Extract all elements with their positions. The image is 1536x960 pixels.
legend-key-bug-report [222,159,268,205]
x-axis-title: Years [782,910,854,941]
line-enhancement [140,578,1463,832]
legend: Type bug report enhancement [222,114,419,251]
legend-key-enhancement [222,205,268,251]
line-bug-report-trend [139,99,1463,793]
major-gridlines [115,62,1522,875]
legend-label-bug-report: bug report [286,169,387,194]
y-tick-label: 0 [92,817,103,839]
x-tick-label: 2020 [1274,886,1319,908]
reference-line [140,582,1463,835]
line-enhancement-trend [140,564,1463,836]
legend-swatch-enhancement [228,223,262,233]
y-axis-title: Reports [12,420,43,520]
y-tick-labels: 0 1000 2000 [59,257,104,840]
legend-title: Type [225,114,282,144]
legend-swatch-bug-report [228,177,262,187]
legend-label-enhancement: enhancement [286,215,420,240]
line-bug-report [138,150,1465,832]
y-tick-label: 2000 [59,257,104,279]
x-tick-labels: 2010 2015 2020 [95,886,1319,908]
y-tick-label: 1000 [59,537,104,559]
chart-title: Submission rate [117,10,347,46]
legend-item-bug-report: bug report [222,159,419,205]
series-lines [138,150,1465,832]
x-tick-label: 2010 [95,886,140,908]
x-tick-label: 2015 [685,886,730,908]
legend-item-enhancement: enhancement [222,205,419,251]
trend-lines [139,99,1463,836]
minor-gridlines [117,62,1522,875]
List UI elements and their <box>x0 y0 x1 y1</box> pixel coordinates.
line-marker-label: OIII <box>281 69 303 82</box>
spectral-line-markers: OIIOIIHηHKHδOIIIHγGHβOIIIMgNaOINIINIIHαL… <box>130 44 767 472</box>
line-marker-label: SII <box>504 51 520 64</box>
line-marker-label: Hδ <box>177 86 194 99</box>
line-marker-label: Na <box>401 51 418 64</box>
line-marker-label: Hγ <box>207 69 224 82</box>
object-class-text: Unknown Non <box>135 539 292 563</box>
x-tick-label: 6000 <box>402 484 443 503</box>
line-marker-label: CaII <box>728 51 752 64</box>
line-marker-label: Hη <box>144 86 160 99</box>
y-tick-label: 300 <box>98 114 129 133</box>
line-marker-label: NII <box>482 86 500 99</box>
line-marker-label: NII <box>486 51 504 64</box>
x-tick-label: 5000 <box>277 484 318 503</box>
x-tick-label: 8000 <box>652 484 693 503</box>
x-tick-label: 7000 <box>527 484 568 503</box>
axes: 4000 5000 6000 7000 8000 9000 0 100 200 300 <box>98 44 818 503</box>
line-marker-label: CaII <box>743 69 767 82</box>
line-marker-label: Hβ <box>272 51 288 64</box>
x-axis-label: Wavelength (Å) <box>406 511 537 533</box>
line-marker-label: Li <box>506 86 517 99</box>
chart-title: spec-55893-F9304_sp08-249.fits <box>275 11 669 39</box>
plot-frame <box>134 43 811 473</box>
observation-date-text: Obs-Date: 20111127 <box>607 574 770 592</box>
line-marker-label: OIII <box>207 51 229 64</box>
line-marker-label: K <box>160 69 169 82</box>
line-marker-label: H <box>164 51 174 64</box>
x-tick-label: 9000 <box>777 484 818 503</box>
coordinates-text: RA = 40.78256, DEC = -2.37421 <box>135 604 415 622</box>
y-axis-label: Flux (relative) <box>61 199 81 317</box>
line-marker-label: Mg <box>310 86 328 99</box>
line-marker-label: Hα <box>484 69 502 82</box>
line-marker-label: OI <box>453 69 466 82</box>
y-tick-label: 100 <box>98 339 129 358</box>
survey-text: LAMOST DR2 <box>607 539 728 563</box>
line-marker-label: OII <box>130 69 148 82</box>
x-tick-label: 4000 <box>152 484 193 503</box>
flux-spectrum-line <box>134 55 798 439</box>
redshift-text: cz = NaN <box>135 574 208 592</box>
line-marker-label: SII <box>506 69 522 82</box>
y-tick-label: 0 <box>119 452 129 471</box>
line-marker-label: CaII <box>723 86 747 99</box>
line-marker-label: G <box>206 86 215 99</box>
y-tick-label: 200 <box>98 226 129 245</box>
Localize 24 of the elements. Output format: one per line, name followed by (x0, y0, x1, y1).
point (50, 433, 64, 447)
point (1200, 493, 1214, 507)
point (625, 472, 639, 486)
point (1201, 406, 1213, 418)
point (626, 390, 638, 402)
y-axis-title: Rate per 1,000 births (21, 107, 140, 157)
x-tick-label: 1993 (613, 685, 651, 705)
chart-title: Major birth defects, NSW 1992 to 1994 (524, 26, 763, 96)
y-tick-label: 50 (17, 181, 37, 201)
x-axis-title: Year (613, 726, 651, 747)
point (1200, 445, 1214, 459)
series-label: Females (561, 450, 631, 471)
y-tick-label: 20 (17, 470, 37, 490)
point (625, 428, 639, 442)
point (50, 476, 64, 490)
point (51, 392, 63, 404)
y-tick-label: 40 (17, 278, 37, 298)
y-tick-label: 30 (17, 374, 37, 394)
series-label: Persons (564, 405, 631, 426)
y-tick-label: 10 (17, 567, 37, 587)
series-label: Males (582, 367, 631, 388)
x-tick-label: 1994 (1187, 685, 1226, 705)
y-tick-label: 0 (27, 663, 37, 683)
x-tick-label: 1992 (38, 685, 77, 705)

====

TASK TO COMPLETE:
Return all of the data above verbatim, reproducing every line in its original order.

COMPLETE RESPONSE:
Extract all elements with their positions. The image is 1536x960 pixels.
legend-key-bug-report [222,159,268,205]
x-axis-title: Years [782,910,854,941]
line-enhancement [140,578,1463,832]
legend: Type bug report enhancement [222,114,419,251]
legend-key-enhancement [222,205,268,251]
line-bug-report-trend [139,99,1463,793]
major-gridlines [115,62,1522,875]
legend-label-bug-report: bug report [286,169,387,194]
y-tick-label: 0 [92,817,103,839]
x-tick-label: 2020 [1274,886,1319,908]
reference-line [140,582,1463,835]
line-enhancement-trend [140,564,1463,836]
legend-swatch-enhancement [228,223,262,233]
y-axis-title: Reports [12,420,43,520]
y-tick-labels: 0 1000 2000 [59,257,104,840]
legend-title: Type [225,114,282,144]
legend-swatch-bug-report [228,177,262,187]
legend-label-enhancement: enhancement [286,215,420,240]
line-bug-report [138,150,1465,832]
y-tick-label: 2000 [59,257,104,279]
x-tick-labels: 2010 2015 2020 [95,886,1319,908]
y-tick-label: 1000 [59,537,104,559]
chart-title: Submission rate [117,10,347,46]
legend-item-bug-report: bug report [222,159,419,205]
series-lines [138,150,1465,832]
x-tick-label: 2010 [95,886,140,908]
x-tick-label: 2015 [685,886,730,908]
legend-item-enhancement: enhancement [222,205,419,251]
trend-lines [139,99,1463,836]
minor-gridlines [117,62,1522,875]
List UI elements and their <box>x0 y0 x1 y1</box> pixel coordinates.
line-marker-label: OIII <box>281 69 303 82</box>
spectral-line-markers: OIIOIIHηHKHδOIIIHγGHβOIIIMgNaOINIINIIHαL… <box>130 44 767 472</box>
line-marker-label: SII <box>504 51 520 64</box>
line-marker-label: Hδ <box>177 86 194 99</box>
line-marker-label: Na <box>401 51 418 64</box>
line-marker-label: Hγ <box>207 69 224 82</box>
object-class-text: Unknown Non <box>135 539 292 563</box>
x-tick-label: 6000 <box>402 484 443 503</box>
line-marker-label: CaII <box>728 51 752 64</box>
line-marker-label: Hη <box>144 86 160 99</box>
y-tick-label: 300 <box>98 114 129 133</box>
line-marker-label: NII <box>482 86 500 99</box>
line-marker-label: NII <box>486 51 504 64</box>
x-tick-label: 5000 <box>277 484 318 503</box>
x-tick-label: 8000 <box>652 484 693 503</box>
x-tick-label: 7000 <box>527 484 568 503</box>
axes: 4000 5000 6000 7000 8000 9000 0 100 200 300 <box>98 44 818 503</box>
line-marker-label: CaII <box>743 69 767 82</box>
line-marker-label: Hβ <box>272 51 288 64</box>
x-axis-label: Wavelength (Å) <box>406 511 537 533</box>
line-marker-label: Li <box>506 86 517 99</box>
chart-title: spec-55893-F9304_sp08-249.fits <box>275 11 669 39</box>
plot-frame <box>134 43 811 473</box>
observation-date-text: Obs-Date: 20111127 <box>607 574 770 592</box>
line-marker-label: OIII <box>207 51 229 64</box>
line-marker-label: K <box>160 69 169 82</box>
line-marker-label: H <box>164 51 174 64</box>
x-tick-label: 9000 <box>777 484 818 503</box>
coordinates-text: RA = 40.78256, DEC = -2.37421 <box>135 604 415 622</box>
y-axis-label: Flux (relative) <box>61 199 81 317</box>
line-marker-label: Mg <box>310 86 328 99</box>
line-marker-label: Hα <box>484 69 502 82</box>
line-marker-label: OI <box>453 69 466 82</box>
y-tick-label: 100 <box>98 339 129 358</box>
survey-text: LAMOST DR2 <box>607 539 728 563</box>
line-marker-label: OII <box>130 69 148 82</box>
x-tick-label: 4000 <box>152 484 193 503</box>
flux-spectrum-line <box>134 55 798 439</box>
redshift-text: cz = NaN <box>135 574 208 592</box>
line-marker-label: SII <box>506 69 522 82</box>
y-tick-label: 0 <box>119 452 129 471</box>
line-marker-label: CaII <box>723 86 747 99</box>
line-marker-label: G <box>206 86 215 99</box>
y-tick-label: 200 <box>98 226 129 245</box>
Localize 24 of the elements. Output format: one per line, name followed by (x0, y0, x1, y1).
point (50, 433, 64, 447)
point (1200, 493, 1214, 507)
point (625, 472, 639, 486)
point (1201, 406, 1213, 418)
point (626, 390, 638, 402)
y-axis-title: Rate per 1,000 births (21, 107, 140, 157)
x-tick-label: 1993 (613, 685, 651, 705)
chart-title: Major birth defects, NSW 1992 to 1994 (524, 26, 763, 96)
y-tick-label: 50 (17, 181, 37, 201)
x-axis-title: Year (613, 726, 651, 747)
point (1200, 445, 1214, 459)
series-label: Females (561, 450, 631, 471)
y-tick-label: 20 (17, 470, 37, 490)
point (625, 428, 639, 442)
point (50, 476, 64, 490)
point (51, 392, 63, 404)
y-tick-label: 40 (17, 278, 37, 298)
y-tick-label: 30 (17, 374, 37, 394)
series-label: Persons (564, 405, 631, 426)
y-tick-label: 10 (17, 567, 37, 587)
series-label: Males (582, 367, 631, 388)
x-tick-label: 1994 (1187, 685, 1226, 705)
y-tick-label: 0 (27, 663, 37, 683)
x-tick-label: 1992 (38, 685, 77, 705)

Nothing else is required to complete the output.